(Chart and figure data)
*-*-*
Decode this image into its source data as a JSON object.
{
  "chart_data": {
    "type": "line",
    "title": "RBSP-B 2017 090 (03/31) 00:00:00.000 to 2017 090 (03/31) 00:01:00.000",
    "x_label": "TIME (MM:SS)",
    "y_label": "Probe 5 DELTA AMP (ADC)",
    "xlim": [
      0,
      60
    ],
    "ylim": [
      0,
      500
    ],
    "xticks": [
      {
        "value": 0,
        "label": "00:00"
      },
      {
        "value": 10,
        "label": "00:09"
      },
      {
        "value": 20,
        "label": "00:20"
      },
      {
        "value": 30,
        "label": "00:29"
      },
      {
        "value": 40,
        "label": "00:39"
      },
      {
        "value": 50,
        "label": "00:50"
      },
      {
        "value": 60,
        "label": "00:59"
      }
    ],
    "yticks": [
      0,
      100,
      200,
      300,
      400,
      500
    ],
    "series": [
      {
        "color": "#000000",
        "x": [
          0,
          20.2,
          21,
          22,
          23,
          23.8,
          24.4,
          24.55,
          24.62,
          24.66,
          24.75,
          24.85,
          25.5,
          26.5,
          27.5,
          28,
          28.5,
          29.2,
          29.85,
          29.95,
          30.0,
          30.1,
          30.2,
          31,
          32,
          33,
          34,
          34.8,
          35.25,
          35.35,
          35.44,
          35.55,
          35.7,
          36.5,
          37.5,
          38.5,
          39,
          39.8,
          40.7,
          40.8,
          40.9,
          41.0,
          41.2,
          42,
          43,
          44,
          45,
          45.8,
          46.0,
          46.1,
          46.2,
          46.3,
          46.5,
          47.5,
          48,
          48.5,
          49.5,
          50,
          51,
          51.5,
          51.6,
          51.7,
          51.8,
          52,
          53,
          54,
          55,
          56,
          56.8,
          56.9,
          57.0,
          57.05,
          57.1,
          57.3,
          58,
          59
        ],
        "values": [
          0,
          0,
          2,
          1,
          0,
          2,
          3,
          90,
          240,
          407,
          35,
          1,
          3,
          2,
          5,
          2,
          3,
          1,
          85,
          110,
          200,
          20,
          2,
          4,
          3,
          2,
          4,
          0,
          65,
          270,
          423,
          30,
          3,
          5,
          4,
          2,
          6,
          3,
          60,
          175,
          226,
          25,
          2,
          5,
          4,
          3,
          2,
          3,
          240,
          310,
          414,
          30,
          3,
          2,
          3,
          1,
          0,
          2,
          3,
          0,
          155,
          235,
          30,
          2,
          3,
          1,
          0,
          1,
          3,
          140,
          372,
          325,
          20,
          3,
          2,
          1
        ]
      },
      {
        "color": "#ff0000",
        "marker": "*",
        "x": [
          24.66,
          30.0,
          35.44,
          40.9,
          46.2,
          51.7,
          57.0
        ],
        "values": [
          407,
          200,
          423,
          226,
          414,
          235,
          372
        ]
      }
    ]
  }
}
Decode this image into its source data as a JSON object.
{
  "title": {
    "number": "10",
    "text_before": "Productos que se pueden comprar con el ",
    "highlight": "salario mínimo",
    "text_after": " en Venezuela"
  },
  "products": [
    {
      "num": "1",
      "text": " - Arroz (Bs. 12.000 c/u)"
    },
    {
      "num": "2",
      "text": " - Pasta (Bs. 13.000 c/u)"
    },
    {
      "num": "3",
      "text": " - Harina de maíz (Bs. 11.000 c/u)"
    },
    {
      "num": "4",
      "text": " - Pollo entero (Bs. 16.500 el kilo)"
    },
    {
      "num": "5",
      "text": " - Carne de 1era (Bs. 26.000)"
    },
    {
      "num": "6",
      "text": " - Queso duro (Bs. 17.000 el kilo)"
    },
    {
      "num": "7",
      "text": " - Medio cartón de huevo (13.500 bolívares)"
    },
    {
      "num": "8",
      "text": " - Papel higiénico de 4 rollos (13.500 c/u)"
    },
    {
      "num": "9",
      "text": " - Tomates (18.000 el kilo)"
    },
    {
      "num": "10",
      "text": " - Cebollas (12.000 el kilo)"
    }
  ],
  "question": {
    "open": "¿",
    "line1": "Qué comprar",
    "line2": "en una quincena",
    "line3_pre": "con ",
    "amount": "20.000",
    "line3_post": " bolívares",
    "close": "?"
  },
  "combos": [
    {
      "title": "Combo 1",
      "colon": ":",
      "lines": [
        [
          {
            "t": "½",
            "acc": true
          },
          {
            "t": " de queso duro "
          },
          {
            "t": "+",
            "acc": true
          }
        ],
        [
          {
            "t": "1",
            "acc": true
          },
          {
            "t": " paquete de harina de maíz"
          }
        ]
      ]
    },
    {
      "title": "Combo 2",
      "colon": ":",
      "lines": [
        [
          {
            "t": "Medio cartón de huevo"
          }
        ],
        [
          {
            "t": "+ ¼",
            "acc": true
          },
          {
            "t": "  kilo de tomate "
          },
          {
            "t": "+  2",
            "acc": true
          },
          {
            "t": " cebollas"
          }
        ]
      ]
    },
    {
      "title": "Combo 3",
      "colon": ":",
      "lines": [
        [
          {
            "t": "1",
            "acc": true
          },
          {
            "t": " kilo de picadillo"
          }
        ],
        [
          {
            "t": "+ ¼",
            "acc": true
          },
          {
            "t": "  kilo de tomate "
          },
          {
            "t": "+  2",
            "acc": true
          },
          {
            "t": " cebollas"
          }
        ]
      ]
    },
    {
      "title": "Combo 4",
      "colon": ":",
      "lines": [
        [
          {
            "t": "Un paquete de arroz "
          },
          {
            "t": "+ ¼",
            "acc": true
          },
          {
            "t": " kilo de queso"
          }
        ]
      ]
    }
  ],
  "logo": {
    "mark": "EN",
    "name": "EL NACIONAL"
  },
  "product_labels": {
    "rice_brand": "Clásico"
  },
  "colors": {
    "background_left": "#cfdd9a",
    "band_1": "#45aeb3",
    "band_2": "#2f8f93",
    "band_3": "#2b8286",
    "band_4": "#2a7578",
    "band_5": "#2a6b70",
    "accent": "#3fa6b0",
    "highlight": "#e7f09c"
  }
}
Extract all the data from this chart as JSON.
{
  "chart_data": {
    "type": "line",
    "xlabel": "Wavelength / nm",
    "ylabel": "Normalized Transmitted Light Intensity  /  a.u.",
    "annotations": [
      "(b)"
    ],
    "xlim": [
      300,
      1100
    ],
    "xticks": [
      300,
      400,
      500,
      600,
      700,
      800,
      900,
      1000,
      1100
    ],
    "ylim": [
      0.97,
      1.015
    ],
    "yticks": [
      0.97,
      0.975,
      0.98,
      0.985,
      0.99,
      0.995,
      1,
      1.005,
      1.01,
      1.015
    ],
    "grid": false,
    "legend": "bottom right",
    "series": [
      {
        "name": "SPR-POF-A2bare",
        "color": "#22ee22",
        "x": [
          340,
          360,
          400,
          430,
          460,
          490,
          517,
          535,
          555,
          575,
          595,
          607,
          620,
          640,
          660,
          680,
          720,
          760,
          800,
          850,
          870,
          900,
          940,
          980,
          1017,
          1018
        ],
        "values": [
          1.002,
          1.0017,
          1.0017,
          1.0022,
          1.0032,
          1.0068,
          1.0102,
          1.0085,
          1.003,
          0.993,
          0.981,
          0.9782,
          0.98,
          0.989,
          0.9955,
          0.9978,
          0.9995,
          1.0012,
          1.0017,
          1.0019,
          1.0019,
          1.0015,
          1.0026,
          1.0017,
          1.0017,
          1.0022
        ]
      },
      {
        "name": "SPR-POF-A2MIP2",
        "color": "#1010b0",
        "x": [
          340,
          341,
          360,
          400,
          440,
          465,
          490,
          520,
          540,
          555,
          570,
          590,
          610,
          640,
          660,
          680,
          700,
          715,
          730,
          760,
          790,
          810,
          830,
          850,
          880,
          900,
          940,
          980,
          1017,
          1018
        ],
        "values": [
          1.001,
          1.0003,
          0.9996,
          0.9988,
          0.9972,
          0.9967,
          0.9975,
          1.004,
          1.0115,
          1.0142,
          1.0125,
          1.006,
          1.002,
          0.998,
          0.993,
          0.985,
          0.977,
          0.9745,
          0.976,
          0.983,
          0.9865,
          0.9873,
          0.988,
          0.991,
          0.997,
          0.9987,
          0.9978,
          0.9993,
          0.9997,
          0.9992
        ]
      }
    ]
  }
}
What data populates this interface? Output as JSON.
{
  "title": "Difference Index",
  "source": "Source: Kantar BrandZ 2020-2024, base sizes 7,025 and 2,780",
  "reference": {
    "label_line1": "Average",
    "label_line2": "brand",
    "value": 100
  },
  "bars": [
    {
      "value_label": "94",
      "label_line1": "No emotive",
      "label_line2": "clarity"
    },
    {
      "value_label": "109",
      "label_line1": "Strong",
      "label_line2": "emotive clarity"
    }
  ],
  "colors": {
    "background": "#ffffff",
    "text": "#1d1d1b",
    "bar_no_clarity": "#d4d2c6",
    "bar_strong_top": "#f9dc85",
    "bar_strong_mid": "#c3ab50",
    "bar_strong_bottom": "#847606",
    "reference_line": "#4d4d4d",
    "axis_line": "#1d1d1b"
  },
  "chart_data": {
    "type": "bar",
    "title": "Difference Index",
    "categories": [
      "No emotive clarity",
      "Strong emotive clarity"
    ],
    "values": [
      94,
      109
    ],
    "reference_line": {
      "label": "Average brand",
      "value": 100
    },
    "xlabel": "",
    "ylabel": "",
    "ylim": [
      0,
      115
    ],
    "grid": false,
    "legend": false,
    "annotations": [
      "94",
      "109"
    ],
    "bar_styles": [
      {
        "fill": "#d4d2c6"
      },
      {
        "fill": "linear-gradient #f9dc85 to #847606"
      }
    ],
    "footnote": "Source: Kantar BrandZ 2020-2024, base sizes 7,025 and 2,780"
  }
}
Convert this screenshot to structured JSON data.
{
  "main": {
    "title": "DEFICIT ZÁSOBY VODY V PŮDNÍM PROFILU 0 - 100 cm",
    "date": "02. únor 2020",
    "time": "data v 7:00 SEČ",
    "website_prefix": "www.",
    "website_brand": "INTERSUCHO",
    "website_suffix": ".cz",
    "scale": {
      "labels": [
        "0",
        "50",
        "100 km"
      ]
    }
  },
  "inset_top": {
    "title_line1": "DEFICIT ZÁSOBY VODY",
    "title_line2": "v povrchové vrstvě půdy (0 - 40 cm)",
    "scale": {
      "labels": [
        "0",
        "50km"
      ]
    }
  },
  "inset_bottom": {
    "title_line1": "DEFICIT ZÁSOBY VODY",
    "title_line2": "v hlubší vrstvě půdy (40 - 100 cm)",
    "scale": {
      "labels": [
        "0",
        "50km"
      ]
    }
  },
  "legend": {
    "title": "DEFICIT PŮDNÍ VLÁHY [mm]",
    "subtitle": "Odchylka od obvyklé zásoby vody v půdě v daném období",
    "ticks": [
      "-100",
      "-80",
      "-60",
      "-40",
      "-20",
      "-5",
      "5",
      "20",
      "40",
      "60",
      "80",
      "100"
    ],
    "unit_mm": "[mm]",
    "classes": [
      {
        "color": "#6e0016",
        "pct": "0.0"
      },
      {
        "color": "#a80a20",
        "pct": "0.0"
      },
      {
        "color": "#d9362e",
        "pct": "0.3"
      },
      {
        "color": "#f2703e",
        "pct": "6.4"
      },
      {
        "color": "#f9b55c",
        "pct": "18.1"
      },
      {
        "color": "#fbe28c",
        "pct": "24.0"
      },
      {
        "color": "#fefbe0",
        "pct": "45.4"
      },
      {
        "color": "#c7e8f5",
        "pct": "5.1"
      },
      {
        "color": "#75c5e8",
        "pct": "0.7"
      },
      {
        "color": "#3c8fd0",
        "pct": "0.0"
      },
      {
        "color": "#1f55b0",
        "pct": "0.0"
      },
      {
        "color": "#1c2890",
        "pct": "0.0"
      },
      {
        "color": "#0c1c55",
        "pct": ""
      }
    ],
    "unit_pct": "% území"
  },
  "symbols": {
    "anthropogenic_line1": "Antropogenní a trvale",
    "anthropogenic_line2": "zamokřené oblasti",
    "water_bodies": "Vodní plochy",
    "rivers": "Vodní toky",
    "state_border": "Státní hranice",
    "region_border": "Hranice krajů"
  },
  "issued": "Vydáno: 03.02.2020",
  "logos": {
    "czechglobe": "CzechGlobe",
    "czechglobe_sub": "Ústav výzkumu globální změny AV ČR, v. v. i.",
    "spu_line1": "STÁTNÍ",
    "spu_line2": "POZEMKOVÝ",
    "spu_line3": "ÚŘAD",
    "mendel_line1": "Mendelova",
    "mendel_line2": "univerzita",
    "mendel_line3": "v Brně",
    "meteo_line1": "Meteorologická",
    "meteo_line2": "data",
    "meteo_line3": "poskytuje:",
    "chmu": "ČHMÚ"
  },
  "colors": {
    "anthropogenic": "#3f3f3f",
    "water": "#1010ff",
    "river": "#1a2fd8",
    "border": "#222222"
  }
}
*-*-*
Provide solely the number of lines in the data that include the word "Vodní".

2